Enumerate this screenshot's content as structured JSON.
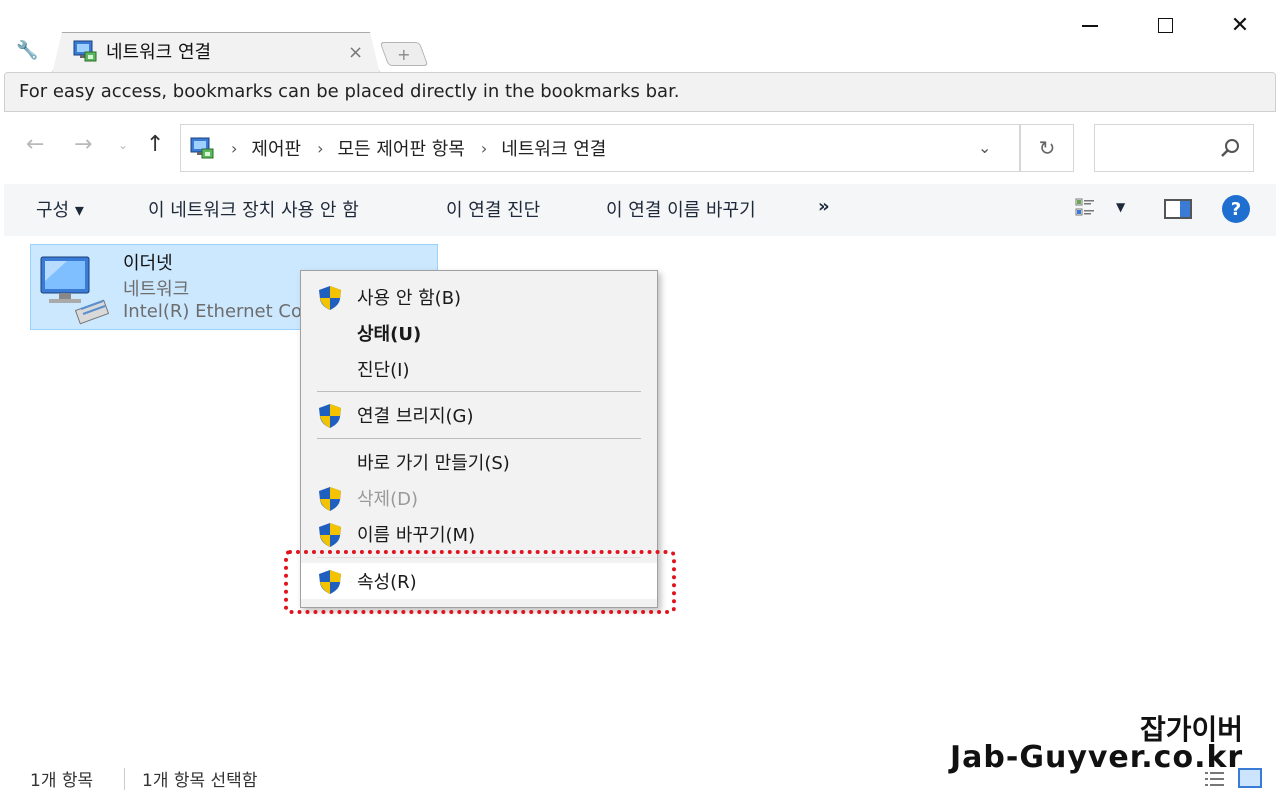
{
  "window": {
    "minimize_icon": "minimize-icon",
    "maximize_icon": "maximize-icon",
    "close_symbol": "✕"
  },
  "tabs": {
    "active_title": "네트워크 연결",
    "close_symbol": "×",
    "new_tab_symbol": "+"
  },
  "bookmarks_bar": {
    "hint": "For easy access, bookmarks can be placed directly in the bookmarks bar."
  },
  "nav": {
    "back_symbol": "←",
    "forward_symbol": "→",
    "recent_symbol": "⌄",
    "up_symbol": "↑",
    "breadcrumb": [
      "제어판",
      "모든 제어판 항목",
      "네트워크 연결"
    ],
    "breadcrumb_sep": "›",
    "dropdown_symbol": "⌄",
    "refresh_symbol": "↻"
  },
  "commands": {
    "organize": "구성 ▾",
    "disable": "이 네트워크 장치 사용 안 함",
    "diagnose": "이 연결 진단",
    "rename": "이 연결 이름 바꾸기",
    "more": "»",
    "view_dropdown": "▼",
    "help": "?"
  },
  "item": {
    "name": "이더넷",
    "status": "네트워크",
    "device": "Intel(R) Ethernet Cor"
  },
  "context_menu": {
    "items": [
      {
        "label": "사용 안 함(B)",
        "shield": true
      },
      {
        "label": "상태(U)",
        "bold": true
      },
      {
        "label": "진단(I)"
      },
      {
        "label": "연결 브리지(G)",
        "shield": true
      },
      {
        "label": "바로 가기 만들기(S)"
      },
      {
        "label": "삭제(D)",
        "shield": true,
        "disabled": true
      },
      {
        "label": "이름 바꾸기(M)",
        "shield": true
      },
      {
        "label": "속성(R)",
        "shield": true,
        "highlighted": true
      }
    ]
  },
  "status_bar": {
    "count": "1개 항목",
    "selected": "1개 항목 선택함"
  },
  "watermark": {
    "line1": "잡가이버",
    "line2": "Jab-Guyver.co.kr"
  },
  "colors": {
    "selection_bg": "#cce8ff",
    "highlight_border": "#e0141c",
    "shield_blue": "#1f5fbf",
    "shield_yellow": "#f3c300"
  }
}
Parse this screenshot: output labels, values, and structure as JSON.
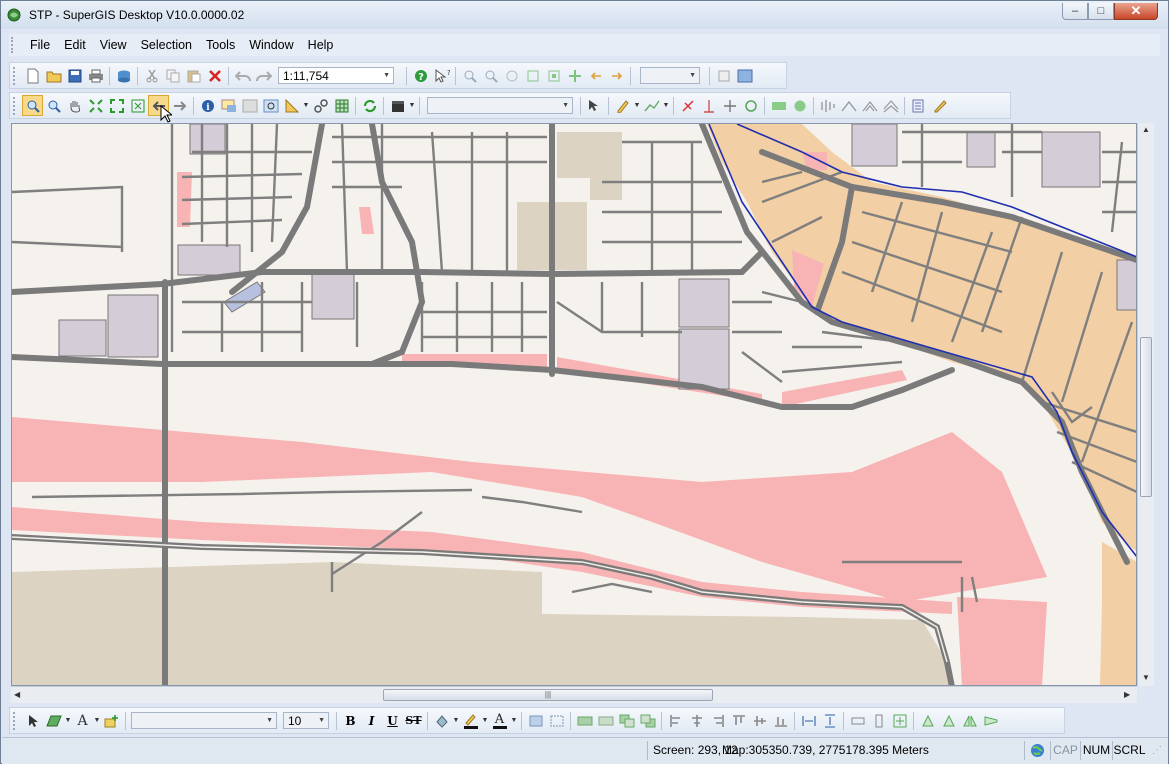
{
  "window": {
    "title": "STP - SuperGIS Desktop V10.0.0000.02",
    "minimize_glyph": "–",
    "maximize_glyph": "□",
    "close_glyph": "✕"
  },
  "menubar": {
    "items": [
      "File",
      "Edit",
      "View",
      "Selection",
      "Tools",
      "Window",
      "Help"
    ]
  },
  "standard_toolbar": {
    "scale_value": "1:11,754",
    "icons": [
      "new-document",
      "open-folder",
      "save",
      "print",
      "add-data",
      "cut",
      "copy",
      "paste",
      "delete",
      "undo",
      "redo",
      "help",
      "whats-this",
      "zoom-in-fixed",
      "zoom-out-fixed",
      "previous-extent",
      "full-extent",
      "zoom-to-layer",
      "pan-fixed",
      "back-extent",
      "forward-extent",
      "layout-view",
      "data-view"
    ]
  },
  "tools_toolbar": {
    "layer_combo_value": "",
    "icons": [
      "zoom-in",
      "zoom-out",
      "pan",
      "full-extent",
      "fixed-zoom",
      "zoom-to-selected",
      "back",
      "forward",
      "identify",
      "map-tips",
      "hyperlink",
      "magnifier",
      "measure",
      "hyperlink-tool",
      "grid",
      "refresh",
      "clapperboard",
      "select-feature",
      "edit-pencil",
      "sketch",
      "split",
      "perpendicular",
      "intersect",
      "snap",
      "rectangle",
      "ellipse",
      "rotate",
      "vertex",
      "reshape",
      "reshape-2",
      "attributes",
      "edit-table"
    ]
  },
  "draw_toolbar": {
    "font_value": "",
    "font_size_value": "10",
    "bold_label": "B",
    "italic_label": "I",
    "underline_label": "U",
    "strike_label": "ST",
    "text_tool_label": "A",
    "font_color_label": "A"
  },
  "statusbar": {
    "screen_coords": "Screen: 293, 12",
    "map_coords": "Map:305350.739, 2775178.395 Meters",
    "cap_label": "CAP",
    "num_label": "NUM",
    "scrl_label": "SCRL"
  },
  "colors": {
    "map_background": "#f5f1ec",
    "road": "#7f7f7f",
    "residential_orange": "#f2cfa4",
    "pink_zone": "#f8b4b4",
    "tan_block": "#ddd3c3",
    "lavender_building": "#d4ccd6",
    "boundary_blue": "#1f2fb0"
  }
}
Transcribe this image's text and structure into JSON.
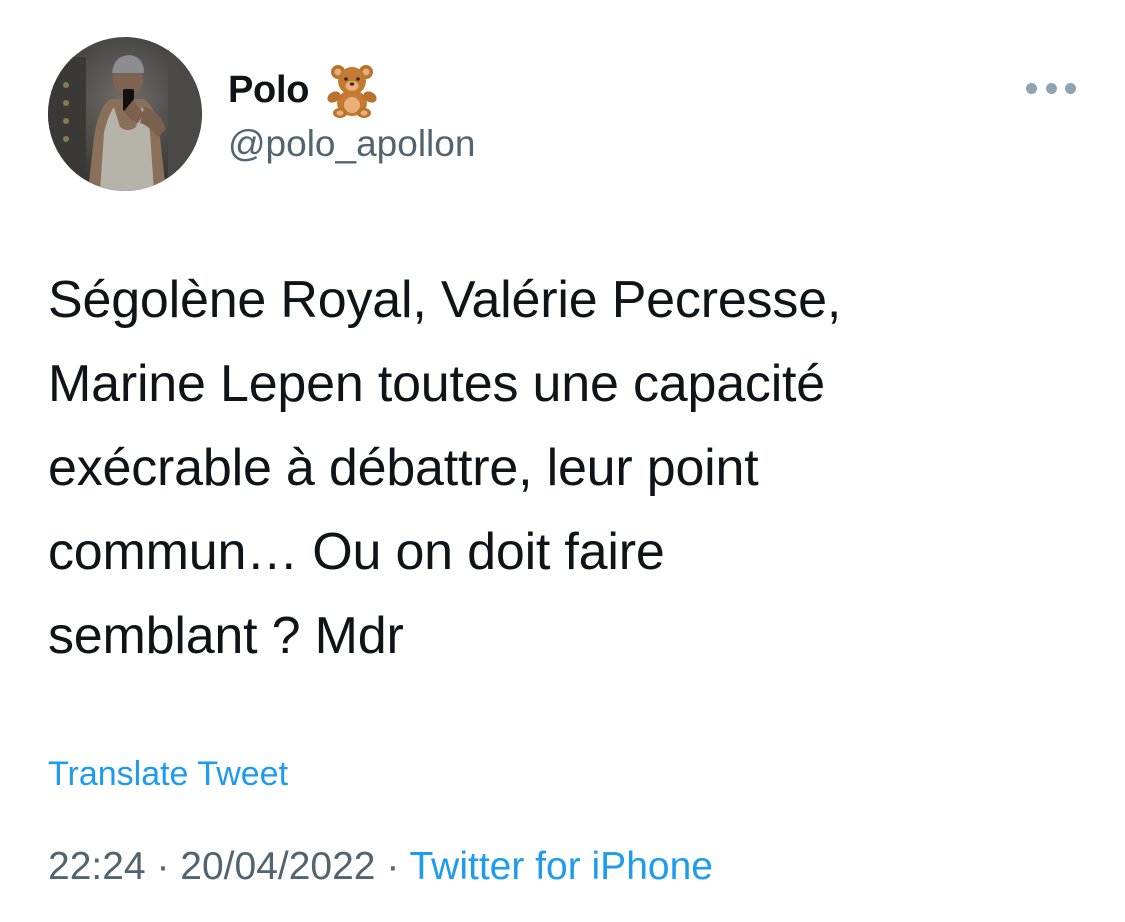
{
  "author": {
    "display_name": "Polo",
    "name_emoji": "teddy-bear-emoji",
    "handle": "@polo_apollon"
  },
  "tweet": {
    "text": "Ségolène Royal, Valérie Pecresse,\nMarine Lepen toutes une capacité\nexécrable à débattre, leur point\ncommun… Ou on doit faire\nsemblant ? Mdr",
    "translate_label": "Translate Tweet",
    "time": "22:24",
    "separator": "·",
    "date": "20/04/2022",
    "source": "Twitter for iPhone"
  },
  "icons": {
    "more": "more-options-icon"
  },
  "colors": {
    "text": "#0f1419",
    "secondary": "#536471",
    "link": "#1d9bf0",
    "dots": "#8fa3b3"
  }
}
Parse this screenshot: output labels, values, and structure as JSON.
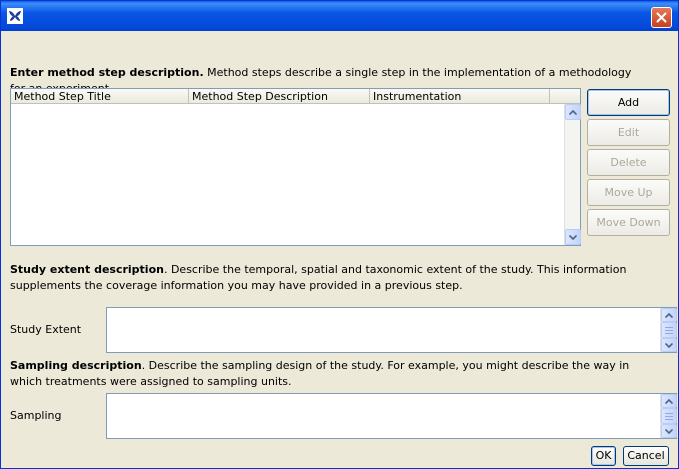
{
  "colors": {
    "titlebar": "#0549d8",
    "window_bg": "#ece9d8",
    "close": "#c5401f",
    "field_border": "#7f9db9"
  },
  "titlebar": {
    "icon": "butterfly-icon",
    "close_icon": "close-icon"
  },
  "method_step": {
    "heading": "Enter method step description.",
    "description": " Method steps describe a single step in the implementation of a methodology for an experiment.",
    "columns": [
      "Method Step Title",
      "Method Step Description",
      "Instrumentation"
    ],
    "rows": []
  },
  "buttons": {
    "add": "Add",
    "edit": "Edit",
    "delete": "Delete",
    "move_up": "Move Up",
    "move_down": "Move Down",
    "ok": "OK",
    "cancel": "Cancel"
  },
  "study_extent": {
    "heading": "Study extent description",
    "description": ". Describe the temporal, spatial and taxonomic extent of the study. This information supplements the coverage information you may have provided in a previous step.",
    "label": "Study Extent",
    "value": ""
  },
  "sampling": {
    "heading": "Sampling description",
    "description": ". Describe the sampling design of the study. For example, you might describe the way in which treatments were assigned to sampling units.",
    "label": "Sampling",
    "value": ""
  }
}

- [What you should do]
Reproduce all of the data exactly; the pictures do not belong in the copy.

- [Completed exercise]
Enumerate this screenshot's content as structured JSON.
{
  "window": {
    "minimize_icon": "minimize-icon",
    "maximize_icon": "maximize-icon",
    "close_symbol": "✕"
  },
  "tabs": {
    "active_title": "네트워크 연결",
    "close_symbol": "×",
    "new_tab_symbol": "+"
  },
  "bookmarks_bar": {
    "hint": "For easy access, bookmarks can be placed directly in the bookmarks bar."
  },
  "nav": {
    "back_symbol": "←",
    "forward_symbol": "→",
    "recent_symbol": "⌄",
    "up_symbol": "↑",
    "breadcrumb": [
      "제어판",
      "모든 제어판 항목",
      "네트워크 연결"
    ],
    "breadcrumb_sep": "›",
    "dropdown_symbol": "⌄",
    "refresh_symbol": "↻"
  },
  "commands": {
    "organize": "구성 ▾",
    "disable": "이 네트워크 장치 사용 안 함",
    "diagnose": "이 연결 진단",
    "rename": "이 연결 이름 바꾸기",
    "more": "»",
    "view_dropdown": "▼",
    "help": "?"
  },
  "item": {
    "name": "이더넷",
    "status": "네트워크",
    "device": "Intel(R) Ethernet Cor"
  },
  "context_menu": {
    "items": [
      {
        "label": "사용 안 함(B)",
        "shield": true
      },
      {
        "label": "상태(U)",
        "bold": true
      },
      {
        "label": "진단(I)"
      },
      {
        "label": "연결 브리지(G)",
        "shield": true
      },
      {
        "label": "바로 가기 만들기(S)"
      },
      {
        "label": "삭제(D)",
        "shield": true,
        "disabled": true
      },
      {
        "label": "이름 바꾸기(M)",
        "shield": true
      },
      {
        "label": "속성(R)",
        "shield": true,
        "highlighted": true
      }
    ]
  },
  "status_bar": {
    "count": "1개 항목",
    "selected": "1개 항목 선택함"
  },
  "watermark": {
    "line1": "잡가이버",
    "line2": "Jab-Guyver.co.kr"
  },
  "colors": {
    "selection_bg": "#cce8ff",
    "highlight_border": "#e0141c",
    "shield_blue": "#1f5fbf",
    "shield_yellow": "#f3c300"
  }
}
Parse this screenshot: output labels, values, and structure as JSON.
{
  "window": {
    "title": "STP - SuperGIS Desktop V10.0.0000.02",
    "minimize_glyph": "–",
    "maximize_glyph": "□",
    "close_glyph": "✕"
  },
  "menubar": {
    "items": [
      "File",
      "Edit",
      "View",
      "Selection",
      "Tools",
      "Window",
      "Help"
    ]
  },
  "standard_toolbar": {
    "scale_value": "1:11,754",
    "icons": [
      "new-document",
      "open-folder",
      "save",
      "print",
      "add-data",
      "cut",
      "copy",
      "paste",
      "delete",
      "undo",
      "redo",
      "help",
      "whats-this",
      "zoom-in-fixed",
      "zoom-out-fixed",
      "previous-extent",
      "full-extent",
      "zoom-to-layer",
      "pan-fixed",
      "back-extent",
      "forward-extent",
      "layout-view",
      "data-view"
    ]
  },
  "tools_toolbar": {
    "layer_combo_value": "",
    "icons": [
      "zoom-in",
      "zoom-out",
      "pan",
      "full-extent",
      "fixed-zoom",
      "zoom-to-selected",
      "back",
      "forward",
      "identify",
      "map-tips",
      "hyperlink",
      "magnifier",
      "measure",
      "hyperlink-tool",
      "grid",
      "refresh",
      "clapperboard",
      "select-feature",
      "edit-pencil",
      "sketch",
      "split",
      "perpendicular",
      "intersect",
      "snap",
      "rectangle",
      "ellipse",
      "rotate",
      "vertex",
      "reshape",
      "reshape-2",
      "attributes",
      "edit-table"
    ]
  },
  "draw_toolbar": {
    "font_value": "",
    "font_size_value": "10",
    "bold_label": "B",
    "italic_label": "I",
    "underline_label": "U",
    "strike_label": "ST",
    "text_tool_label": "A",
    "font_color_label": "A"
  },
  "statusbar": {
    "screen_coords": "Screen: 293, 12",
    "map_coords": "Map:305350.739, 2775178.395 Meters",
    "cap_label": "CAP",
    "num_label": "NUM",
    "scrl_label": "SCRL"
  },
  "colors": {
    "map_background": "#f5f1ec",
    "road": "#7f7f7f",
    "residential_orange": "#f2cfa4",
    "pink_zone": "#f8b4b4",
    "tan_block": "#ddd3c3",
    "lavender_building": "#d4ccd6",
    "boundary_blue": "#1f2fb0"
  }
}
Transcribe this image's text and structure into JSON.
{
  "author": {
    "display_name": "Polo",
    "name_emoji": "teddy-bear-emoji",
    "handle": "@polo_apollon"
  },
  "tweet": {
    "text": "Ségolène Royal, Valérie Pecresse,\nMarine Lepen toutes une capacité\nexécrable à débattre, leur point\ncommun… Ou on doit faire\nsemblant ? Mdr",
    "translate_label": "Translate Tweet",
    "time": "22:24",
    "separator": "·",
    "date": "20/04/2022",
    "source": "Twitter for iPhone"
  },
  "icons": {
    "more": "more-options-icon"
  },
  "colors": {
    "text": "#0f1419",
    "secondary": "#536471",
    "link": "#1d9bf0",
    "dots": "#8fa3b3"
  }
}
Parse this screenshot: output labels, values, and structure as JSON.
{
  "colors": {
    "titlebar": "#0549d8",
    "window_bg": "#ece9d8",
    "close": "#c5401f",
    "field_border": "#7f9db9"
  },
  "titlebar": {
    "icon": "butterfly-icon",
    "close_icon": "close-icon"
  },
  "method_step": {
    "heading": "Enter method step description.",
    "description": " Method steps describe a single step in the implementation of a methodology for an experiment.",
    "columns": [
      "Method Step Title",
      "Method Step Description",
      "Instrumentation"
    ],
    "rows": []
  },
  "buttons": {
    "add": "Add",
    "edit": "Edit",
    "delete": "Delete",
    "move_up": "Move Up",
    "move_down": "Move Down",
    "ok": "OK",
    "cancel": "Cancel"
  },
  "study_extent": {
    "heading": "Study extent description",
    "description": ". Describe the temporal, spatial and taxonomic extent of the study. This information supplements the coverage information you may have provided in a previous step.",
    "label": "Study Extent",
    "value": ""
  },
  "sampling": {
    "heading": "Sampling description",
    "description": ". Describe the sampling design of the study. For example, you might describe the way in which treatments were assigned to sampling units.",
    "label": "Sampling",
    "value": ""
  }
}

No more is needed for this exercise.